REQUIREMENTS >>
Each entry below is to be extracted exactly.

Dataset records
____________

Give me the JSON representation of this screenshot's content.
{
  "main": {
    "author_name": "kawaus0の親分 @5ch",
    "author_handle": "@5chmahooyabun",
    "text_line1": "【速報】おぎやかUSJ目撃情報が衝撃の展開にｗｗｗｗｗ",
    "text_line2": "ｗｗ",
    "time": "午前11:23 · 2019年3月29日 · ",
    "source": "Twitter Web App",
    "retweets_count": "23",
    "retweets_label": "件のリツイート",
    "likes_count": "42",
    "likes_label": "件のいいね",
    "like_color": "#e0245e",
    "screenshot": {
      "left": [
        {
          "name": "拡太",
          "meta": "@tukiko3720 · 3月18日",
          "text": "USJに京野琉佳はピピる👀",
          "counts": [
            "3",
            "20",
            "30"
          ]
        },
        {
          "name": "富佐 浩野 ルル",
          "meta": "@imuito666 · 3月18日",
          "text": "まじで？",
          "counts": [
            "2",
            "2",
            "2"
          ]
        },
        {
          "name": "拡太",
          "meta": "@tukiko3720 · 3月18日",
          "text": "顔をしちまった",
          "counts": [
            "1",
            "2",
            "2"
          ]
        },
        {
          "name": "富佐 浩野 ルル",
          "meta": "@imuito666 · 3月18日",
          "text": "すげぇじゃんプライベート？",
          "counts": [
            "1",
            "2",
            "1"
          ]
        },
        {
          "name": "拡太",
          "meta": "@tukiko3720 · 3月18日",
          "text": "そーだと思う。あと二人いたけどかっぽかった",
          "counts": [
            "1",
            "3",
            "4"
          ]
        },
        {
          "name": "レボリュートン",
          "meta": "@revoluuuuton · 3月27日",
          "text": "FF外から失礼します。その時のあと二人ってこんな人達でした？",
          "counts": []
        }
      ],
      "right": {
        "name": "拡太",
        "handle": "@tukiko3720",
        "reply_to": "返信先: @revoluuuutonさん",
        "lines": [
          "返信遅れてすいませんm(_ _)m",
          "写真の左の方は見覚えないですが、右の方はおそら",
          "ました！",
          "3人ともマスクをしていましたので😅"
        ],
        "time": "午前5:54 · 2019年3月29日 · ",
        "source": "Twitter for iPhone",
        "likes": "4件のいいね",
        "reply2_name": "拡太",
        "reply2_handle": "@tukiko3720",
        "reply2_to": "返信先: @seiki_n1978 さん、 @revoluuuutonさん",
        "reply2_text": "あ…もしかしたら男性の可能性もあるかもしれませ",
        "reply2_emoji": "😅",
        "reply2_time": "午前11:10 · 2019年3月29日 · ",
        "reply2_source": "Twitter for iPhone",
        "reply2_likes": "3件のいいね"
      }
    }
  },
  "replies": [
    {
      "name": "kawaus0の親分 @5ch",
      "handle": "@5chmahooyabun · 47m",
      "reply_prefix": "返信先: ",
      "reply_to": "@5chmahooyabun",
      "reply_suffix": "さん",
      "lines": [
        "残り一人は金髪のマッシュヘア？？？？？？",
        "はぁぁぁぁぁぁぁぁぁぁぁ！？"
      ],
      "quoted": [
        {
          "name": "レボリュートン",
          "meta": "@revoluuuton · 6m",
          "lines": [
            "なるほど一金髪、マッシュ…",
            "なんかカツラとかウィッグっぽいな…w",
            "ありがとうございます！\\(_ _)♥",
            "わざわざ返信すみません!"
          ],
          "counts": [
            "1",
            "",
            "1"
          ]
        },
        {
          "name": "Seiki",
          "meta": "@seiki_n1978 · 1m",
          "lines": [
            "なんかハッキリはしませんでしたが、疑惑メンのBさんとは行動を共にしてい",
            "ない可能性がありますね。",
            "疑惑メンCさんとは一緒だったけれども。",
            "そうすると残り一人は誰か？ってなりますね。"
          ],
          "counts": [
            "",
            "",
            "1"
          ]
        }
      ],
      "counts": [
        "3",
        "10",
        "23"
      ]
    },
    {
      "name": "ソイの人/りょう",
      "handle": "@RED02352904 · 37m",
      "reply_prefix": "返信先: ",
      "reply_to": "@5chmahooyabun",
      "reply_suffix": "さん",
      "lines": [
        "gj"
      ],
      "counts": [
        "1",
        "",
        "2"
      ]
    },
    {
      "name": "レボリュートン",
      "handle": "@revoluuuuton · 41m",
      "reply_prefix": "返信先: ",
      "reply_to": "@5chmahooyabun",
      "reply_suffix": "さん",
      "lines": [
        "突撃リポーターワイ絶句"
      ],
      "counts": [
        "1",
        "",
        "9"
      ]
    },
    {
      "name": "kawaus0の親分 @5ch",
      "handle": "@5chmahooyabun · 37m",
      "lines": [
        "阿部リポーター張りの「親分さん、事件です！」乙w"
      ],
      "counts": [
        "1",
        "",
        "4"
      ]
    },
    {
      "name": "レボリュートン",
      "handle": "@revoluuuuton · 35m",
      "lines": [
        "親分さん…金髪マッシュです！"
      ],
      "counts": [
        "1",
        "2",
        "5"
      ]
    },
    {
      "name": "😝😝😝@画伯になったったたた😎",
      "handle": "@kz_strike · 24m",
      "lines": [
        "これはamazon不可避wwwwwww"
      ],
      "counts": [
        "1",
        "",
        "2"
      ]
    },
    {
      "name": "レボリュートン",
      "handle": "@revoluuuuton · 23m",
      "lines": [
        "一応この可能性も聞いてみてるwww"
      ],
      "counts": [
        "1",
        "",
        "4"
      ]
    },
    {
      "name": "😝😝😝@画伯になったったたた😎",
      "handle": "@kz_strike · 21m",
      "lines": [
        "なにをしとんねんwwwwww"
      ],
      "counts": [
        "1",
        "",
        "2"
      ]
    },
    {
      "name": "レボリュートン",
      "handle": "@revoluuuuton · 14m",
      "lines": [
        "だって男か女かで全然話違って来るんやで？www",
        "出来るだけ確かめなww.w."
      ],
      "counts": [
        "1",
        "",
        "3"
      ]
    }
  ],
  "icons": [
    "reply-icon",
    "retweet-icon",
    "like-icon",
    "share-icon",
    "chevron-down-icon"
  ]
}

____________

WRITTEN REPLY >>
Give me the JSON representation of this screenshot's content.
{
  "main": {
    "author_name": "kawaus0の親分 @5ch",
    "author_handle": "@5chmahooyabun",
    "text_line1": "【速報】おぎやかUSJ目撃情報が衝撃の展開にｗｗｗｗｗ",
    "text_line2": "ｗｗ",
    "time": "午前11:23 · 2019年3月29日 · ",
    "source": "Twitter Web App",
    "retweets_count": "23",
    "retweets_label": "件のリツイート",
    "likes_count": "42",
    "likes_label": "件のいいね",
    "like_color": "#e0245e",
    "screenshot": {
      "left": [
        {
          "name": "拡太",
          "meta": "@tukiko3720 · 3月18日",
          "text": "USJに京野琉佳はピピる👀",
          "counts": [
            "3",
            "20",
            "30"
          ]
        },
        {
          "name": "富佐 浩野 ルル",
          "meta": "@imuito666 · 3月18日",
          "text": "まじで？",
          "counts": [
            "2",
            "2",
            "2"
          ]
        },
        {
          "name": "拡太",
          "meta": "@tukiko3720 · 3月18日",
          "text": "顔をしちまった",
          "counts": [
            "1",
            "2",
            "2"
          ]
        },
        {
          "name": "富佐 浩野 ルル",
          "meta": "@imuito666 · 3月18日",
          "text": "すげぇじゃんプライベート？",
          "counts": [
            "1",
            "2",
            "1"
          ]
        },
        {
          "name": "拡太",
          "meta": "@tukiko3720 · 3月18日",
          "text": "そーだと思う。あと二人いたけどかっぽかった",
          "counts": [
            "1",
            "3",
            "4"
          ]
        },
        {
          "name": "レボリュートン",
          "meta": "@revoluuuuton · 3月27日",
          "text": "FF外から失礼します。その時のあと二人ってこんな人達でした？",
          "counts": []
        }
      ],
      "right": {
        "name": "拡太",
        "handle": "@tukiko3720",
        "reply_to": "返信先: @revoluuuutonさん",
        "lines": [
          "返信遅れてすいませんm(_ _)m",
          "写真の左の方は見覚えないですが、右の方はおそら",
          "ました！",
          "3人ともマスクをしていましたので😅"
        ],
        "time": "午前5:54 · 2019年3月29日 · ",
        "source": "Twitter for iPhone",
        "likes": "4件のいいね",
        "reply2_name": "拡太",
        "reply2_handle": "@tukiko3720",
        "reply2_to": "返信先: @seiki_n1978 さん、 @revoluuuutonさん",
        "reply2_text": "あ…もしかしたら男性の可能性もあるかもしれませ",
        "reply2_emoji": "😅",
        "reply2_time": "午前11:10 · 2019年3月29日 · ",
        "reply2_source": "Twitter for iPhone",
        "reply2_likes": "3件のいいね"
      }
    }
  },
  "replies": [
    {
      "name": "kawaus0の親分 @5ch",
      "handle": "@5chmahooyabun · 47m",
      "reply_prefix": "返信先: ",
      "reply_to": "@5chmahooyabun",
      "reply_suffix": "さん",
      "lines": [
        "残り一人は金髪のマッシュヘア？？？？？？",
        "はぁぁぁぁぁぁぁぁぁぁぁ！？"
      ],
      "quoted": [
        {
          "name": "レボリュートン",
          "meta": "@revoluuuton · 6m",
          "lines": [
            "なるほど一金髪、マッシュ…",
            "なんかカツラとかウィッグっぽいな…w",
            "ありがとうございます！\\(_ _)♥",
            "わざわざ返信すみません!"
          ],
          "counts": [
            "1",
            "",
            "1"
          ]
        },
        {
          "name": "Seiki",
          "meta": "@seiki_n1978 · 1m",
          "lines": [
            "なんかハッキリはしませんでしたが、疑惑メンのBさんとは行動を共にしてい",
            "ない可能性がありますね。",
            "疑惑メンCさんとは一緒だったけれども。",
            "そうすると残り一人は誰か？ってなりますね。"
          ],
          "counts": [
            "",
            "",
            "1"
          ]
        }
      ],
      "counts": [
        "3",
        "10",
        "23"
      ]
    },
    {
      "name": "ソイの人/りょう",
      "handle": "@RED02352904 · 37m",
      "reply_prefix": "返信先: ",
      "reply_to": "@5chmahooyabun",
      "reply_suffix": "さん",
      "lines": [
        "gj"
      ],
      "counts": [
        "1",
        "",
        "2"
      ]
    },
    {
      "name": "レボリュートン",
      "handle": "@revoluuuuton · 41m",
      "reply_prefix": "返信先: ",
      "reply_to": "@5chmahooyabun",
      "reply_suffix": "さん",
      "lines": [
        "突撃リポーターワイ絶句"
      ],
      "counts": [
        "1",
        "",
        "9"
      ]
    },
    {
      "name": "kawaus0の親分 @5ch",
      "handle": "@5chmahooyabun · 37m",
      "lines": [
        "阿部リポーター張りの「親分さん、事件です！」乙w"
      ],
      "counts": [
        "1",
        "",
        "4"
      ]
    },
    {
      "name": "レボリュートン",
      "handle": "@revoluuuuton · 35m",
      "lines": [
        "親分さん…金髪マッシュです！"
      ],
      "counts": [
        "1",
        "2",
        "5"
      ]
    },
    {
      "name": "😝😝😝@画伯になったったたた😎",
      "handle": "@kz_strike · 24m",
      "lines": [
        "これはamazon不可避wwwwwww"
      ],
      "counts": [
        "1",
        "",
        "2"
      ]
    },
    {
      "name": "レボリュートン",
      "handle": "@revoluuuuton · 23m",
      "lines": [
        "一応この可能性も聞いてみてるwww"
      ],
      "counts": [
        "1",
        "",
        "4"
      ]
    },
    {
      "name": "😝😝😝@画伯になったったたた😎",
      "handle": "@kz_strike · 21m",
      "lines": [
        "なにをしとんねんwwwwww"
      ],
      "counts": [
        "1",
        "",
        "2"
      ]
    },
    {
      "name": "レボリュートン",
      "handle": "@revoluuuuton · 14m",
      "lines": [
        "だって男か女かで全然話違って来るんやで？www",
        "出来るだけ確かめなww.w."
      ],
      "counts": [
        "1",
        "",
        "3"
      ]
    }
  ],
  "icons": [
    "reply-icon",
    "retweet-icon",
    "like-icon",
    "share-icon",
    "chevron-down-icon"
  ]
}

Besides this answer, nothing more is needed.